I believe back when treated water wasn't piped in to homes and beer was a staple drink the casks were wooden and the brews were weaker. I think substantially weaker as well. Hence I stated 100+ years not 10+ years.

To take your examples Ruddles County is an entirely different beer than it used to be and cynically uses the same name; Old Speckled Hen sells more based on marketing than flavour. There is certainly a trend to less flavour with larger brewers and that generally means lower alcohol. Conversely I suspect in the specialist market there are a vastly greater number of stronger brews available than ever before.

JP

Yes, I think you could be right. I think the "Grandfather's mild" reference, said to me about 1990, takes us back 100 years.

I have heard the expression "small beer" which, figuratively, means something of little importance. But I wonder if this was the beer for daily drinking which you allude to? In other words, brewers would make a weak beer for drinking at home throughout the day, and stronger ones which would be consumed in pubs. The French used to make "petit vin" which, I guess, served a similar purpose.

**STATED TASK A**.
Answer from the beer-strength discussion:
(i) What material were the casks made of in the era when beer was a staple drink?
(ii) What does the expression "small beer" mean figuratively?
(iii) Around what year was the "Grandfather's mild" reference said?
**STATED TASK B**.
Extract the passage of the beer-strength discussion from "To take your" up to and including "back 100 years.", copying it verbatim.
The data after this point are separate material, unrelated to the beer-strength discussion.

**GIVEN INFORMATION**.
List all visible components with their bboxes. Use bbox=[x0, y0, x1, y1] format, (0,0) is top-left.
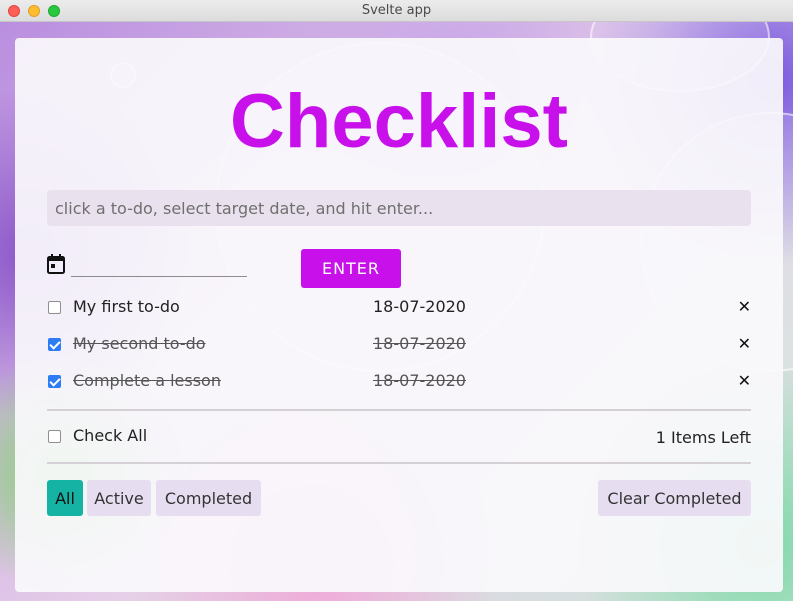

**EXERCISE RESPONSE A**.
(i) Wood.
(ii) Something of little importance.
(iii) About 1990.

**EXERCISE RESPONSE B**.
To take your examples Ruddles County is an entirely different beer than it used to be and cynically uses the same name; Old Speckled Hen sells more based on marketing than flavour. There is certainly a trend to less flavour with larger brewers and that generally means lower alcohol. Conversely I suspect in the specialist market there are a vastly greater number of stronger brews available than ever before.

JP

Yes, I think you could be right. I think the "Grandfather's mild" reference, said to me about 1990, takes us back 100 years.